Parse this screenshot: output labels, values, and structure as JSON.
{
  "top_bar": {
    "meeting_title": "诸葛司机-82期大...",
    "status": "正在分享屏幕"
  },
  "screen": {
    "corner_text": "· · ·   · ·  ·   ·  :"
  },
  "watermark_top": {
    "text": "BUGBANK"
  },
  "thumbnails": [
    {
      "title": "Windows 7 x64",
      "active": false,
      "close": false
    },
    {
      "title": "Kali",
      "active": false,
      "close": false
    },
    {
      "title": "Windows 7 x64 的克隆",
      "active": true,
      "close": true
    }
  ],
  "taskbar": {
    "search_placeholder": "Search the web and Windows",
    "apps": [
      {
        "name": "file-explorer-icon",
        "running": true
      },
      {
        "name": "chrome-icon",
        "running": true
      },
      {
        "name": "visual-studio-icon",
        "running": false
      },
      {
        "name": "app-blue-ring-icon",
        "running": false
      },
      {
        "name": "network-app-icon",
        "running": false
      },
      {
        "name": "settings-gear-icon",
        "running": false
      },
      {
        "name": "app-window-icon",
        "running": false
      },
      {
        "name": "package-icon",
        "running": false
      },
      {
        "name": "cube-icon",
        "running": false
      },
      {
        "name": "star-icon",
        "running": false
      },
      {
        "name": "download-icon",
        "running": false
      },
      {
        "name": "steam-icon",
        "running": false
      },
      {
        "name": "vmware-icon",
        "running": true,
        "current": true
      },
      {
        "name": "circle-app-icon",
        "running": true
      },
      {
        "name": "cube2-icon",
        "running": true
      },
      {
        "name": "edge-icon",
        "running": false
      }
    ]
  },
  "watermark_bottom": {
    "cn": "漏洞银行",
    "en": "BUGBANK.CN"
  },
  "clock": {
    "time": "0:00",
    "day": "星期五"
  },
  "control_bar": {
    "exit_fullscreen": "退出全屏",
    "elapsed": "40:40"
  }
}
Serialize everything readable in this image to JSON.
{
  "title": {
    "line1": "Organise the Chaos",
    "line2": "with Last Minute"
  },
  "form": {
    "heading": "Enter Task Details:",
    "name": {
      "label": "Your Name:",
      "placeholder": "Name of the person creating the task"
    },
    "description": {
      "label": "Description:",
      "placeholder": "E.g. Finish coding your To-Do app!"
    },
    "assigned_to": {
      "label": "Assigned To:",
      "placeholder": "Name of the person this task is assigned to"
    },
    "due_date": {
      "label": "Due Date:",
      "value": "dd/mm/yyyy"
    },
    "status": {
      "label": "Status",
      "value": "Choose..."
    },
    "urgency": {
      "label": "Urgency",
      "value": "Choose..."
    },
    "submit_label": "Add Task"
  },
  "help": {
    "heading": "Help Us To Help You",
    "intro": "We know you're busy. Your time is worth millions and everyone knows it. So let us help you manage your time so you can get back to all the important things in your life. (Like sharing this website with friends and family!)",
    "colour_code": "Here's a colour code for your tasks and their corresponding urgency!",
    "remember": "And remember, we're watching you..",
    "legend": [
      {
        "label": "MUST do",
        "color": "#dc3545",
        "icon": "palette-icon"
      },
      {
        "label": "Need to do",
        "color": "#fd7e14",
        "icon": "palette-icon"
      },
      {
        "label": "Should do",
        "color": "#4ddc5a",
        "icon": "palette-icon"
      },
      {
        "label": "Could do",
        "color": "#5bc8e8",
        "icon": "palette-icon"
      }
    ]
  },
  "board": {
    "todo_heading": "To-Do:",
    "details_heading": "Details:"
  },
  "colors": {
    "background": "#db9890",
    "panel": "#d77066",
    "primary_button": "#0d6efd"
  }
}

§ **Short task**: Your task is to return the full listing exactly as it was given.

§ **Exercise output**:
Parse this screenshot: output labels, values, and structure as JSON.
{
  "top_bar": {
    "meeting_title": "诸葛司机-82期大...",
    "status": "正在分享屏幕"
  },
  "screen": {
    "corner_text": "· · ·   · ·  ·   ·  :"
  },
  "watermark_top": {
    "text": "BUGBANK"
  },
  "thumbnails": [
    {
      "title": "Windows 7 x64",
      "active": false,
      "close": false
    },
    {
      "title": "Kali",
      "active": false,
      "close": false
    },
    {
      "title": "Windows 7 x64 的克隆",
      "active": true,
      "close": true
    }
  ],
  "taskbar": {
    "search_placeholder": "Search the web and Windows",
    "apps": [
      {
        "name": "file-explorer-icon",
        "running": true
      },
      {
        "name": "chrome-icon",
        "running": true
      },
      {
        "name": "visual-studio-icon",
        "running": false
      },
      {
        "name": "app-blue-ring-icon",
        "running": false
      },
      {
        "name": "network-app-icon",
        "running": false
      },
      {
        "name": "settings-gear-icon",
        "running": false
      },
      {
        "name": "app-window-icon",
        "running": false
      },
      {
        "name": "package-icon",
        "running": false
      },
      {
        "name": "cube-icon",
        "running": false
      },
      {
        "name": "star-icon",
        "running": false
      },
      {
        "name": "download-icon",
        "running": false
      },
      {
        "name": "steam-icon",
        "running": false
      },
      {
        "name": "vmware-icon",
        "running": true,
        "current": true
      },
      {
        "name": "circle-app-icon",
        "running": true
      },
      {
        "name": "cube2-icon",
        "running": true
      },
      {
        "name": "edge-icon",
        "running": false
      }
    ]
  },
  "watermark_bottom": {
    "cn": "漏洞银行",
    "en": "BUGBANK.CN"
  },
  "clock": {
    "time": "0:00",
    "day": "星期五"
  },
  "control_bar": {
    "exit_fullscreen": "退出全屏",
    "elapsed": "40:40"
  }
}
Serialize everything readable in this image to JSON.
{
  "title": {
    "line1": "Organise the Chaos",
    "line2": "with Last Minute"
  },
  "form": {
    "heading": "Enter Task Details:",
    "name": {
      "label": "Your Name:",
      "placeholder": "Name of the person creating the task"
    },
    "description": {
      "label": "Description:",
      "placeholder": "E.g. Finish coding your To-Do app!"
    },
    "assigned_to": {
      "label": "Assigned To:",
      "placeholder": "Name of the person this task is assigned to"
    },
    "due_date": {
      "label": "Due Date:",
      "value": "dd/mm/yyyy"
    },
    "status": {
      "label": "Status",
      "value": "Choose..."
    },
    "urgency": {
      "label": "Urgency",
      "value": "Choose..."
    },
    "submit_label": "Add Task"
  },
  "help": {
    "heading": "Help Us To Help You",
    "intro": "We know you're busy. Your time is worth millions and everyone knows it. So let us help you manage your time so you can get back to all the important things in your life. (Like sharing this website with friends and family!)",
    "colour_code": "Here's a colour code for your tasks and their corresponding urgency!",
    "remember": "And remember, we're watching you..",
    "legend": [
      {
        "label": "MUST do",
        "color": "#dc3545",
        "icon": "palette-icon"
      },
      {
        "label": "Need to do",
        "color": "#fd7e14",
        "icon": "palette-icon"
      },
      {
        "label": "Should do",
        "color": "#4ddc5a",
        "icon": "palette-icon"
      },
      {
        "label": "Could do",
        "color": "#5bc8e8",
        "icon": "palette-icon"
      }
    ]
  },
  "board": {
    "todo_heading": "To-Do:",
    "details_heading": "Details:"
  },
  "colors": {
    "background": "#db9890",
    "panel": "#d77066",
    "primary_button": "#0d6efd"
  }
}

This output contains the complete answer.